» Directions
Tally the lines that contain the string "وكان" and state that total without comment.

» Provided records
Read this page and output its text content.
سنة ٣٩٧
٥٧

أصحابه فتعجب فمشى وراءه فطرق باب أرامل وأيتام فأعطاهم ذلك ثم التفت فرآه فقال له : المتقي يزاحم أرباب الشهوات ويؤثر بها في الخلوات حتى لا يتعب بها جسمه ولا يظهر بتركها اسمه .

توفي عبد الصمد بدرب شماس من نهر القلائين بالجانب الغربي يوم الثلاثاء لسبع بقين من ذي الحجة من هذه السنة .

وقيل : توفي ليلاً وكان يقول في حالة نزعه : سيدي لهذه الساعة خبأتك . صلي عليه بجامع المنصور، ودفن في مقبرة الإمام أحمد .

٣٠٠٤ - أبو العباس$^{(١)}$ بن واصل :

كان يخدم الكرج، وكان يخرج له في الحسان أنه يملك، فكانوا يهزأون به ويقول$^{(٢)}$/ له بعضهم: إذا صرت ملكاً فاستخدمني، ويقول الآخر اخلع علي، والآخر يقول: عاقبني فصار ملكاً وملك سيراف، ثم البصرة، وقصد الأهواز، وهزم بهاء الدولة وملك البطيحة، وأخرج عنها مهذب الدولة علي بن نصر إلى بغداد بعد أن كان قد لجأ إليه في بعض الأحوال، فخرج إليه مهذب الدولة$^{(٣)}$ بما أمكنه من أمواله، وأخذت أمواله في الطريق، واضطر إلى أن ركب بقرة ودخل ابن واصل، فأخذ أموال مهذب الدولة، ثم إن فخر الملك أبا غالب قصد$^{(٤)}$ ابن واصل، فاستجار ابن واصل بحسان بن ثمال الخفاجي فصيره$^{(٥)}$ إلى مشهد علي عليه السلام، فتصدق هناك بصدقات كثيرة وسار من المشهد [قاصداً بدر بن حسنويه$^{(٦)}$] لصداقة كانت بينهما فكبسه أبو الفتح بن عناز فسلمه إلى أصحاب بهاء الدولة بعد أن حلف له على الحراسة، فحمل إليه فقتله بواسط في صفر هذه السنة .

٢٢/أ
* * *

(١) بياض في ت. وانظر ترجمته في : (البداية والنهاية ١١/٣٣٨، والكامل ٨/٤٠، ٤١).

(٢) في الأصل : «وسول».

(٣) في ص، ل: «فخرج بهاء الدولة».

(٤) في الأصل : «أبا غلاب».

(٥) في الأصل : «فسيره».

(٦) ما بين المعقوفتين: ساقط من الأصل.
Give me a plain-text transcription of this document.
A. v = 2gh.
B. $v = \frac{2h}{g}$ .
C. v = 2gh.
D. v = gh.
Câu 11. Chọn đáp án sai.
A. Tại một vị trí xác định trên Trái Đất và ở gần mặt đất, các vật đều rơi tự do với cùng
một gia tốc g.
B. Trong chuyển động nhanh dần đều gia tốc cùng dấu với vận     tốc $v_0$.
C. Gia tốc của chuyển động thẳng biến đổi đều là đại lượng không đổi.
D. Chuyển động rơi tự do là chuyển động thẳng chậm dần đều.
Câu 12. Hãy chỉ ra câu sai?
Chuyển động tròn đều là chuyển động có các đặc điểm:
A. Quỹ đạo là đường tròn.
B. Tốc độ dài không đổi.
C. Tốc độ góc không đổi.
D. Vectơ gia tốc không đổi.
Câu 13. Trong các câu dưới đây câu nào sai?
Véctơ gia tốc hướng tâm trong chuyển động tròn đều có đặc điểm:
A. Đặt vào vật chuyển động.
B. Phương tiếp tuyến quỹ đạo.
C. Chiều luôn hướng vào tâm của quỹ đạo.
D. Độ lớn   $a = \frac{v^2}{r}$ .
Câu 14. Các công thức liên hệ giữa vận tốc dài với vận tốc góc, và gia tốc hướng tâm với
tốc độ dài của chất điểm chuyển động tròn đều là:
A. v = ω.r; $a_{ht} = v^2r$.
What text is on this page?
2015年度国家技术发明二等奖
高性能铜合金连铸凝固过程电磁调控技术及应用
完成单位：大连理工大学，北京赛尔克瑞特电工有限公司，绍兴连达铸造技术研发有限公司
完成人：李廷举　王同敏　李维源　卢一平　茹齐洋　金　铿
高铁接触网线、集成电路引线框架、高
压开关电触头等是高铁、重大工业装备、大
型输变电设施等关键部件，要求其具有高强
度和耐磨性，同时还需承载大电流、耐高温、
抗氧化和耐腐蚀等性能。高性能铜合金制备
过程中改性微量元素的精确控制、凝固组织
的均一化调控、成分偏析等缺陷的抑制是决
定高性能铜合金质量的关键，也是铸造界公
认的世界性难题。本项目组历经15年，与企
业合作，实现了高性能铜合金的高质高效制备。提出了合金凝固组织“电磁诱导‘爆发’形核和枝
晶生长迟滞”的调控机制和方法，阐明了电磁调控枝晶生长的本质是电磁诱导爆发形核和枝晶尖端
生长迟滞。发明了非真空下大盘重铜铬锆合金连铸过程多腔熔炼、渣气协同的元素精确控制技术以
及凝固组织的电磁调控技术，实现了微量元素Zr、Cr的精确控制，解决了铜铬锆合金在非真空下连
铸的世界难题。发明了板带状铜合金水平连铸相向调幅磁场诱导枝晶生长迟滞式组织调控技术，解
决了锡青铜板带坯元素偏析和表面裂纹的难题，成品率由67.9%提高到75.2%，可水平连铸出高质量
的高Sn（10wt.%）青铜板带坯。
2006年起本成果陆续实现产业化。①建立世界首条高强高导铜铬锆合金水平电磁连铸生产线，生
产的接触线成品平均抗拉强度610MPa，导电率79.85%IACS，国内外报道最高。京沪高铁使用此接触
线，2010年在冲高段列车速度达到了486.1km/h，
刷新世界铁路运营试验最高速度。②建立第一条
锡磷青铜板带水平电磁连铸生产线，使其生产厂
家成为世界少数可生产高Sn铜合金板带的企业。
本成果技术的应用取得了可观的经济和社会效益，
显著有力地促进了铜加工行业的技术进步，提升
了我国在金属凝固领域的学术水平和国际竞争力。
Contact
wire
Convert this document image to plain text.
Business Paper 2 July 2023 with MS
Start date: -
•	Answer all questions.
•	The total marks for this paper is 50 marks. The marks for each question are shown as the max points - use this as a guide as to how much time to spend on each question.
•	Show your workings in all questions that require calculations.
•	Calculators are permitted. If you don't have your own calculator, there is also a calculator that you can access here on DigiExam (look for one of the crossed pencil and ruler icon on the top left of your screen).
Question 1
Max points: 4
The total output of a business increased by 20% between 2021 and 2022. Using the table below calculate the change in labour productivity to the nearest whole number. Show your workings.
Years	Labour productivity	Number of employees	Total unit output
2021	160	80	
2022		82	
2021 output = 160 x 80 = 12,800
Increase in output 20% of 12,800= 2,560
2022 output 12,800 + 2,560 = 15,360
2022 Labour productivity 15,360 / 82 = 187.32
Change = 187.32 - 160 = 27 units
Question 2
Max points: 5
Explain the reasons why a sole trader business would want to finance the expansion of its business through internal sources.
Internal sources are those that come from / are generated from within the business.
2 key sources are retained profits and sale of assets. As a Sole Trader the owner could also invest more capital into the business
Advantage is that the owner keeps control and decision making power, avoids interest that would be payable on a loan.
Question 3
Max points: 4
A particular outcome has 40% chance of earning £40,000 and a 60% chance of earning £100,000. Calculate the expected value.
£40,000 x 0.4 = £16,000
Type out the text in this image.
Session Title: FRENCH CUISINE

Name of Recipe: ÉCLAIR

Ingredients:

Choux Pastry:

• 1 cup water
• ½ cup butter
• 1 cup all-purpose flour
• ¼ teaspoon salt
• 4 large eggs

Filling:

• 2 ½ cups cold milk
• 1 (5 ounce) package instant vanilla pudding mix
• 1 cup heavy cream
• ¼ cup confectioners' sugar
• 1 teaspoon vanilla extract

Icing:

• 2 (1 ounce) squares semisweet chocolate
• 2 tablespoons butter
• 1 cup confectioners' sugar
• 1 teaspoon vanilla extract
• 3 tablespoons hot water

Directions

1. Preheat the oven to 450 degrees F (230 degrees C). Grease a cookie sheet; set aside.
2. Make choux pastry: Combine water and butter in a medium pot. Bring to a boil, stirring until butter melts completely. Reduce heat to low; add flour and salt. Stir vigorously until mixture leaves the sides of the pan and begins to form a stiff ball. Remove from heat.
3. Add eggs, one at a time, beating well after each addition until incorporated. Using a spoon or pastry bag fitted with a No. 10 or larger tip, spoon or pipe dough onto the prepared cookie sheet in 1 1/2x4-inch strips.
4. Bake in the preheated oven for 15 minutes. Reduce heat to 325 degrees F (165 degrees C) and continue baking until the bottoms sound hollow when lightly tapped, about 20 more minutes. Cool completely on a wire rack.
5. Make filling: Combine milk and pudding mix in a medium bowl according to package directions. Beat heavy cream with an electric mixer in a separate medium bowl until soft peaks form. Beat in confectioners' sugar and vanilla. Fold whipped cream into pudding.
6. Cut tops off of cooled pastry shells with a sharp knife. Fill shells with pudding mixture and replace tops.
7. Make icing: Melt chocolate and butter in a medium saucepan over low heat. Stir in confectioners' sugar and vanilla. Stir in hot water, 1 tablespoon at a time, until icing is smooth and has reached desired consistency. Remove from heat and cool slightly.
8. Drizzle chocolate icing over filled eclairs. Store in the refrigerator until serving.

» Solution for this problem
2